» What the task asks
Exactly reproduce the lines beginning with the line that includes "Output the text content of this document." and ending with the last line of the data.

» Records supplied

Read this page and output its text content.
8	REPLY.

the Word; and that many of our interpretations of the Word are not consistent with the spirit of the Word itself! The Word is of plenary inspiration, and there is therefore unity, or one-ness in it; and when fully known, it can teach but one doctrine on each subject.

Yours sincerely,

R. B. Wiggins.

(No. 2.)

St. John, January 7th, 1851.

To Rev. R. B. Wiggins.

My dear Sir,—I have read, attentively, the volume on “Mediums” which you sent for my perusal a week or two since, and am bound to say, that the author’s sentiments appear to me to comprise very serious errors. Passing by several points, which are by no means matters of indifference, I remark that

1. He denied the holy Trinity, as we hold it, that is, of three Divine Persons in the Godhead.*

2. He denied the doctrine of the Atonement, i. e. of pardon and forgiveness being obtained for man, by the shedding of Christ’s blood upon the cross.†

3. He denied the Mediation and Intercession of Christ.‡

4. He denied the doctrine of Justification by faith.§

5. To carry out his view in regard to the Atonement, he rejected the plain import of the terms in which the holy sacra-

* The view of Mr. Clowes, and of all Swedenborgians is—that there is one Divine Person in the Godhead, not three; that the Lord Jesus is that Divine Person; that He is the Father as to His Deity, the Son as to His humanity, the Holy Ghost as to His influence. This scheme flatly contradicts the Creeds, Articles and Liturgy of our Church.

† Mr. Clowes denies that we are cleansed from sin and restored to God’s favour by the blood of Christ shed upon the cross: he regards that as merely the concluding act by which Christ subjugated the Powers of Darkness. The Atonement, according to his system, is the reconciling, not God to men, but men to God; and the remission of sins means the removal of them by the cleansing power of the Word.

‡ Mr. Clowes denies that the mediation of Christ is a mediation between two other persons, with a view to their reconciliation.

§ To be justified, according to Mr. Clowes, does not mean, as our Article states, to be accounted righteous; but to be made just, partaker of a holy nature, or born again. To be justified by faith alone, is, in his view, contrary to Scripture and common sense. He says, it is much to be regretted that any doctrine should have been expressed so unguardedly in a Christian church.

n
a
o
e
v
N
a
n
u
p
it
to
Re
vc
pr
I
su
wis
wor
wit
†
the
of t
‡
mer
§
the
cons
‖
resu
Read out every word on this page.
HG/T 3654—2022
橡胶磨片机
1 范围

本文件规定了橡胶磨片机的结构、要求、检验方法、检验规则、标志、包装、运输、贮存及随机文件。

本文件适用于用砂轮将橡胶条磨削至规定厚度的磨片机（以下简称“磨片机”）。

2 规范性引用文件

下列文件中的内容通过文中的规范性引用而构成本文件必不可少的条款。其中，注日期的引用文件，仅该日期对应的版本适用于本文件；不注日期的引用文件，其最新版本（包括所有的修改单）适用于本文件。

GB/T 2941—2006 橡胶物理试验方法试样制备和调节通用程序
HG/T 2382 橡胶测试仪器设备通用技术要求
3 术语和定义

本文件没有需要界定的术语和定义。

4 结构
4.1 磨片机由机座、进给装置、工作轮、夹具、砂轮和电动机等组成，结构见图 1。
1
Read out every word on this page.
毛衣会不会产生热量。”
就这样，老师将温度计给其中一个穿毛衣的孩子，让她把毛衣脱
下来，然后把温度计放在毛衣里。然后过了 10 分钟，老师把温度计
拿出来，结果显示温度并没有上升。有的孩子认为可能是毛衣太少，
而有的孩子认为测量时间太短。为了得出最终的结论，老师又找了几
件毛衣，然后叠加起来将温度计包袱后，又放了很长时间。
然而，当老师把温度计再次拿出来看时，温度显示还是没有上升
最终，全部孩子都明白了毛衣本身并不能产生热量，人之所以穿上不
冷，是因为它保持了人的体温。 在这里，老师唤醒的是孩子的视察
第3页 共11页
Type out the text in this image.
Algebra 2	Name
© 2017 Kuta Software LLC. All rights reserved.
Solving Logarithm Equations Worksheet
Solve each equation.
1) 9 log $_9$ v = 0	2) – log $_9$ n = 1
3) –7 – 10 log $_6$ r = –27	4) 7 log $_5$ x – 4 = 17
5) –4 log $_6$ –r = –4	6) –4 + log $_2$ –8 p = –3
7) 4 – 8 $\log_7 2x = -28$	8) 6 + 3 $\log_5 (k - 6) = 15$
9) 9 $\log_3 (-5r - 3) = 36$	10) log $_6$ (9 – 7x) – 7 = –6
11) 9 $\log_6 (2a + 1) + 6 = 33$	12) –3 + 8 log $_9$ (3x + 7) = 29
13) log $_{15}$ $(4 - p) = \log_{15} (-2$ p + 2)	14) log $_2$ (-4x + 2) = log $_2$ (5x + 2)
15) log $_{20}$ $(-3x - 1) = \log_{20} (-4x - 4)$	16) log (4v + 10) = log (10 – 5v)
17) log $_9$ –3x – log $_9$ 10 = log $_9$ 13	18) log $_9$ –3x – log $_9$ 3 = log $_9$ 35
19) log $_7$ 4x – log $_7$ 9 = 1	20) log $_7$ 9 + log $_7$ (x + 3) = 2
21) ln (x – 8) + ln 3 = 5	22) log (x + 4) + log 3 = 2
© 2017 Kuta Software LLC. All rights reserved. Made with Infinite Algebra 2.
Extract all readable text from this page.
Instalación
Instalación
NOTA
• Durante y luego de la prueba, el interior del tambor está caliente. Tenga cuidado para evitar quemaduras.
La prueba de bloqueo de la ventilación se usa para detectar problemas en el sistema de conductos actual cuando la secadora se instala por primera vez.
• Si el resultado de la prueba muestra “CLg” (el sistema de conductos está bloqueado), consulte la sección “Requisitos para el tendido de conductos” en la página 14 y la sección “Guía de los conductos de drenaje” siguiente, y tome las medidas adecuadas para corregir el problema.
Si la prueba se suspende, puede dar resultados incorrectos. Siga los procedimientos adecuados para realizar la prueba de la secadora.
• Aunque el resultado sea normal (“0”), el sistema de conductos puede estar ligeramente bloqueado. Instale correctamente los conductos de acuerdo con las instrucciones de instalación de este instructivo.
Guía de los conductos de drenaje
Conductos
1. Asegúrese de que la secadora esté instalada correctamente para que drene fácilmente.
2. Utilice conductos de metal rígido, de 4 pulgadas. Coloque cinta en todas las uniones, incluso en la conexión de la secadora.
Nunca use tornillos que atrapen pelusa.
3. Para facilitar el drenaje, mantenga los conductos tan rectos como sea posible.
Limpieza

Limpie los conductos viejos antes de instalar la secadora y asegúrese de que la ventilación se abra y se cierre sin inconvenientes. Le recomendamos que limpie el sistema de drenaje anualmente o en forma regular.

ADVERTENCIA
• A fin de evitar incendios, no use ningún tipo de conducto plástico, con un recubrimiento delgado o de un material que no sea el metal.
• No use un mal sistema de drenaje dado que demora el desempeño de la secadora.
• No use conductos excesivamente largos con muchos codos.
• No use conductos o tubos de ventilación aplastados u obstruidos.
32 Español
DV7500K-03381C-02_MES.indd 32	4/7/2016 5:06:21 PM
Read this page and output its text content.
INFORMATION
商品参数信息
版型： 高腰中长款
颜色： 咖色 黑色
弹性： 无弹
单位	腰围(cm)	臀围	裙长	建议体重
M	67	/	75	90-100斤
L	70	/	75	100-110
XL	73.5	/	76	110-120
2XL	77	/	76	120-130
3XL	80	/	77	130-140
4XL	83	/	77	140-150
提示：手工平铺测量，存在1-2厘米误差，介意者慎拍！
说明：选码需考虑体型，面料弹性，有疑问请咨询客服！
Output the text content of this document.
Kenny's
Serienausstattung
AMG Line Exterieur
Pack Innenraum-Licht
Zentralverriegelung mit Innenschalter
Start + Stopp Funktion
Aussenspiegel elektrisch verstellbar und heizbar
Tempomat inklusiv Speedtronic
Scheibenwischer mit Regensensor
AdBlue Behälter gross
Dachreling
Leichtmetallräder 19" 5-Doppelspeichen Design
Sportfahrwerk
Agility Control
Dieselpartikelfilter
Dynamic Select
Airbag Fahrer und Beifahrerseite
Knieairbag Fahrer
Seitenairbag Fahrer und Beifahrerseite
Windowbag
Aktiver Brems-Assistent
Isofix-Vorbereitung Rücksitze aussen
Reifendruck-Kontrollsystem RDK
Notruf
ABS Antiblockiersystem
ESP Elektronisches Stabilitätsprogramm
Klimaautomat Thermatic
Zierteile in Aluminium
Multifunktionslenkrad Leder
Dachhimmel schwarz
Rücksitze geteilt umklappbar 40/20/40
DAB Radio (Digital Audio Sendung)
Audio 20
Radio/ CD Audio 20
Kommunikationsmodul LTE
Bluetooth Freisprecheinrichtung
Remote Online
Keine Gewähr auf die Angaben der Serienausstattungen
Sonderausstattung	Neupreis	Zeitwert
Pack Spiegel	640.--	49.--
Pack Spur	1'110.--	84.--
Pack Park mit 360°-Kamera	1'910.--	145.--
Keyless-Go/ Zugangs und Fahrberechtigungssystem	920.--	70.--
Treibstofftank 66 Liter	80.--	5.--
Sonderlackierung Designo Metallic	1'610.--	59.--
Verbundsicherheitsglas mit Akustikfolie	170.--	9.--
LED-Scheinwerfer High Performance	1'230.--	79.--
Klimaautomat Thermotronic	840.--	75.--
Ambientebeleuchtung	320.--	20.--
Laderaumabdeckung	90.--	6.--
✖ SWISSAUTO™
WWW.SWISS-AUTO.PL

» Task response
Output the text content of this document.
Kenny's
Serienausstattung
AMG Line Exterieur
Pack Innenraum-Licht
Zentralverriegelung mit Innenschalter
Start + Stopp Funktion
Aussenspiegel elektrisch verstellbar und heizbar
Tempomat inklusiv Speedtronic
Scheibenwischer mit Regensensor
AdBlue Behälter gross
Dachreling
Leichtmetallräder 19" 5-Doppelspeichen Design
Sportfahrwerk
Agility Control
Dieselpartikelfilter
Dynamic Select
Airbag Fahrer und Beifahrerseite
Knieairbag Fahrer
Seitenairbag Fahrer und Beifahrerseite
Windowbag
Aktiver Brems-Assistent
Isofix-Vorbereitung Rücksitze aussen
Reifendruck-Kontrollsystem RDK
Notruf
ABS Antiblockiersystem
ESP Elektronisches Stabilitätsprogramm
Klimaautomat Thermatic
Zierteile in Aluminium
Multifunktionslenkrad Leder
Dachhimmel schwarz
Rücksitze geteilt umklappbar 40/20/40
DAB Radio (Digital Audio Sendung)
Audio 20
Radio/ CD Audio 20
Kommunikationsmodul LTE
Bluetooth Freisprecheinrichtung
Remote Online
Keine Gewähr auf die Angaben der Serienausstattungen
Sonderausstattung	Neupreis	Zeitwert
Pack Spiegel	640.--	49.--
Pack Spur	1'110.--	84.--
Pack Park mit 360°-Kamera	1'910.--	145.--
Keyless-Go/ Zugangs und Fahrberechtigungssystem	920.--	70.--
Treibstofftank 66 Liter	80.--	5.--
Sonderlackierung Designo Metallic	1'610.--	59.--
Verbundsicherheitsglas mit Akustikfolie	170.--	9.--
LED-Scheinwerfer High Performance	1'230.--	79.--
Klimaautomat Thermotronic	840.--	75.--
Ambientebeleuchtung	320.--	20.--
Laderaumabdeckung	90.--	6.--
✖ SWISSAUTO™
WWW.SWISS-AUTO.PL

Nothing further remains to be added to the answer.